* [Short exercise]: Copy the records below exactly, leaving out any pictures.

Dataset records:

* begin *

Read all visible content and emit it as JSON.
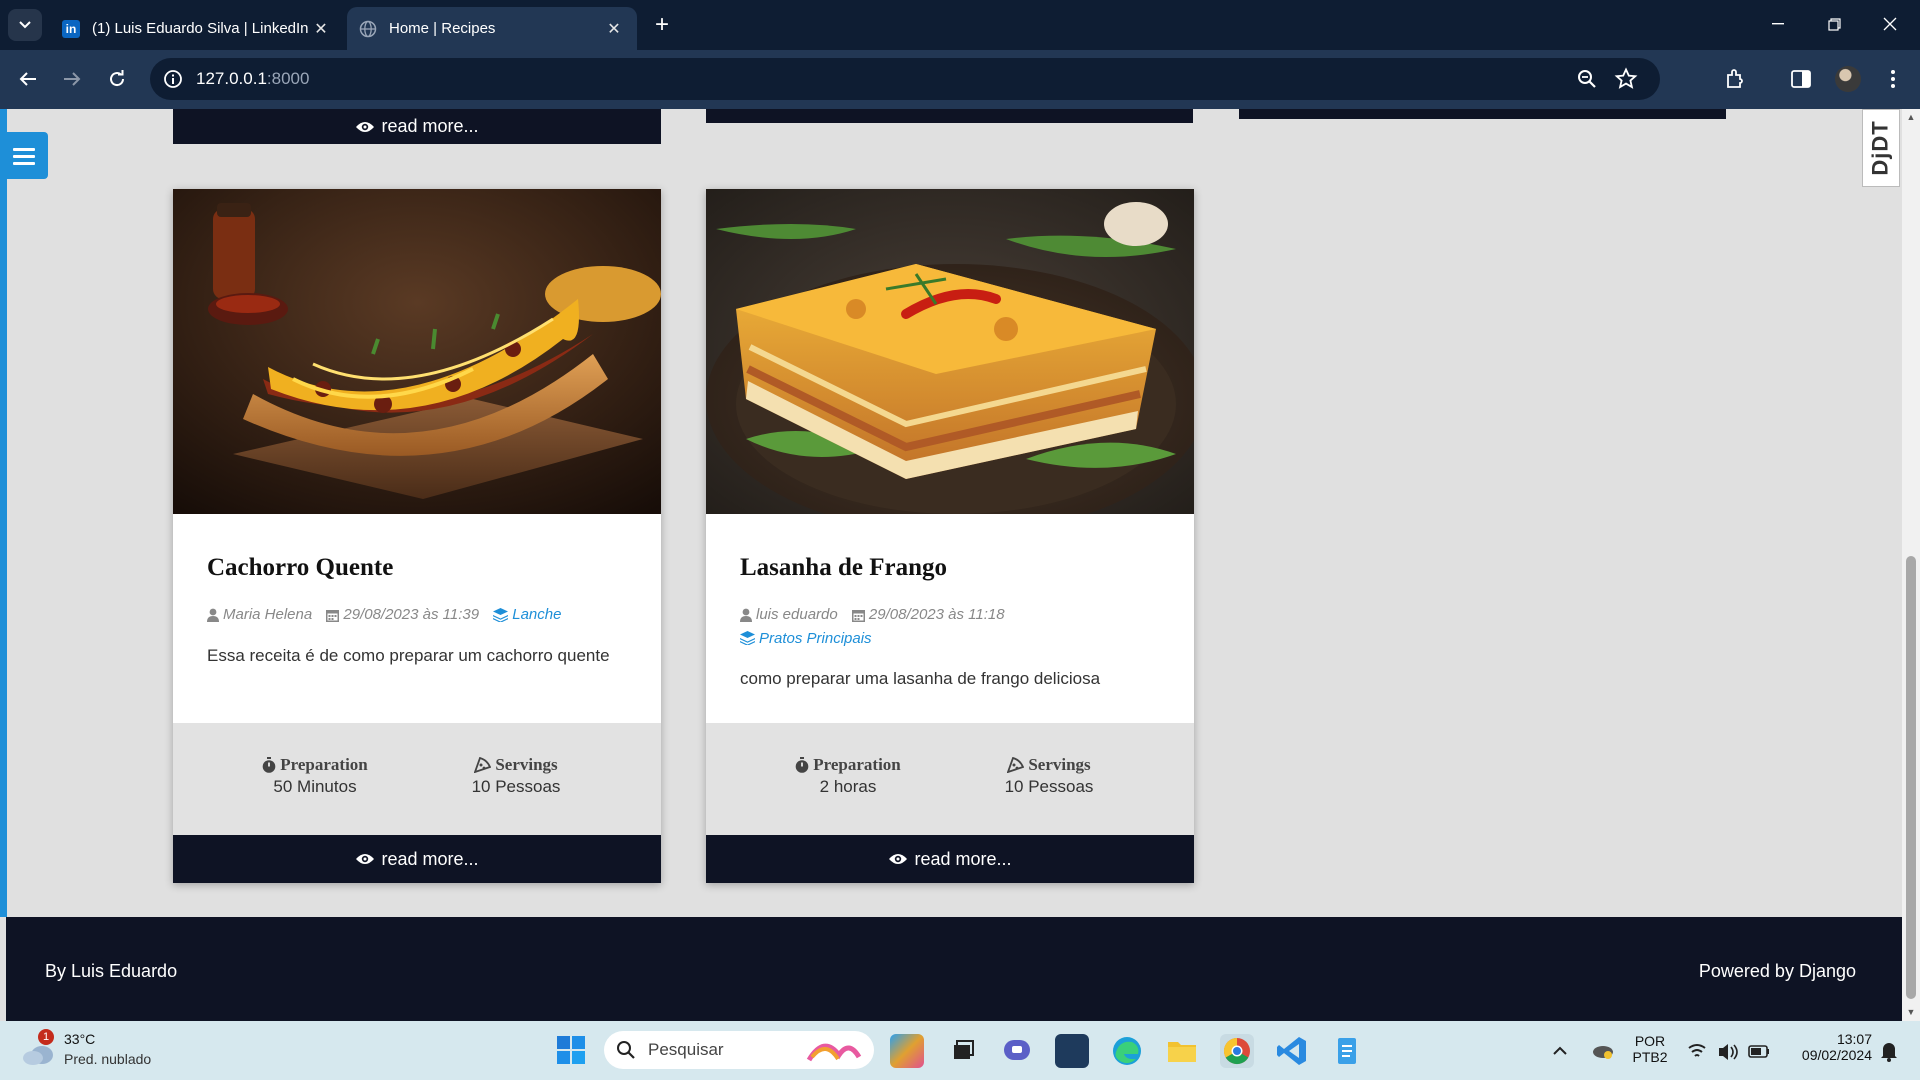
{
  "browser": {
    "tabs": [
      {
        "title": "(1) Luis Eduardo Silva | LinkedIn",
        "favicon": "linkedin-icon",
        "active": false
      },
      {
        "title": "Home | Recipes",
        "favicon": "globe-icon",
        "active": true
      }
    ],
    "url_host": "127.0.0.1",
    "url_port": ":8000"
  },
  "page": {
    "djdt_label": "DjDT",
    "previous_row": {
      "read_more_label": "read more..."
    },
    "recipes": [
      {
        "title": "Cachorro Quente",
        "author": "Maria Helena",
        "date": "29/08/2023 às 11:39",
        "category": "Lanche",
        "description": "Essa receita é de como preparar um cachorro quente",
        "preparation_label": "Preparation",
        "preparation_value": "50 Minutos",
        "servings_label": "Servings",
        "servings_value": "10 Pessoas",
        "read_more_label": "read more..."
      },
      {
        "title": "Lasanha de Frango",
        "author": "luis eduardo",
        "date": "29/08/2023 às 11:18",
        "category": "Pratos Principais",
        "description": "como preparar uma lasanha de frango deliciosa",
        "preparation_label": "Preparation",
        "preparation_value": "2 horas",
        "servings_label": "Servings",
        "servings_value": "10 Pessoas",
        "read_more_label": "read more..."
      }
    ],
    "footer": {
      "left_text": "By Luis Eduardo",
      "right_text": "Powered by Django"
    }
  },
  "taskbar": {
    "weather_temp": "33°C",
    "weather_desc": "Pred. nublado",
    "weather_badge": "1",
    "search_placeholder": "Pesquisar",
    "lang_top": "POR",
    "lang_bottom": "PTB2",
    "time": "13:07",
    "date": "09/02/2024"
  },
  "colors": {
    "accent": "#1e8fd8",
    "dark": "#0e1324",
    "chrome_dark": "#0e1d33",
    "chrome_toolbar": "#223754"
  }
}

* end *

* [Completed exercise]:
Read all visible content and emit it as JSON.
{
  "browser": {
    "tabs": [
      {
        "title": "(1) Luis Eduardo Silva | LinkedIn",
        "favicon": "linkedin-icon",
        "active": false
      },
      {
        "title": "Home | Recipes",
        "favicon": "globe-icon",
        "active": true
      }
    ],
    "url_host": "127.0.0.1",
    "url_port": ":8000"
  },
  "page": {
    "djdt_label": "DjDT",
    "previous_row": {
      "read_more_label": "read more..."
    },
    "recipes": [
      {
        "title": "Cachorro Quente",
        "author": "Maria Helena",
        "date": "29/08/2023 às 11:39",
        "category": "Lanche",
        "description": "Essa receita é de como preparar um cachorro quente",
        "preparation_label": "Preparation",
        "preparation_value": "50 Minutos",
        "servings_label": "Servings",
        "servings_value": "10 Pessoas",
        "read_more_label": "read more..."
      },
      {
        "title": "Lasanha de Frango",
        "author": "luis eduardo",
        "date": "29/08/2023 às 11:18",
        "category": "Pratos Principais",
        "description": "como preparar uma lasanha de frango deliciosa",
        "preparation_label": "Preparation",
        "preparation_value": "2 horas",
        "servings_label": "Servings",
        "servings_value": "10 Pessoas",
        "read_more_label": "read more..."
      }
    ],
    "footer": {
      "left_text": "By Luis Eduardo",
      "right_text": "Powered by Django"
    }
  },
  "taskbar": {
    "weather_temp": "33°C",
    "weather_desc": "Pred. nublado",
    "weather_badge": "1",
    "search_placeholder": "Pesquisar",
    "lang_top": "POR",
    "lang_bottom": "PTB2",
    "time": "13:07",
    "date": "09/02/2024"
  },
  "colors": {
    "accent": "#1e8fd8",
    "dark": "#0e1324",
    "chrome_dark": "#0e1d33",
    "chrome_toolbar": "#223754"
  }
}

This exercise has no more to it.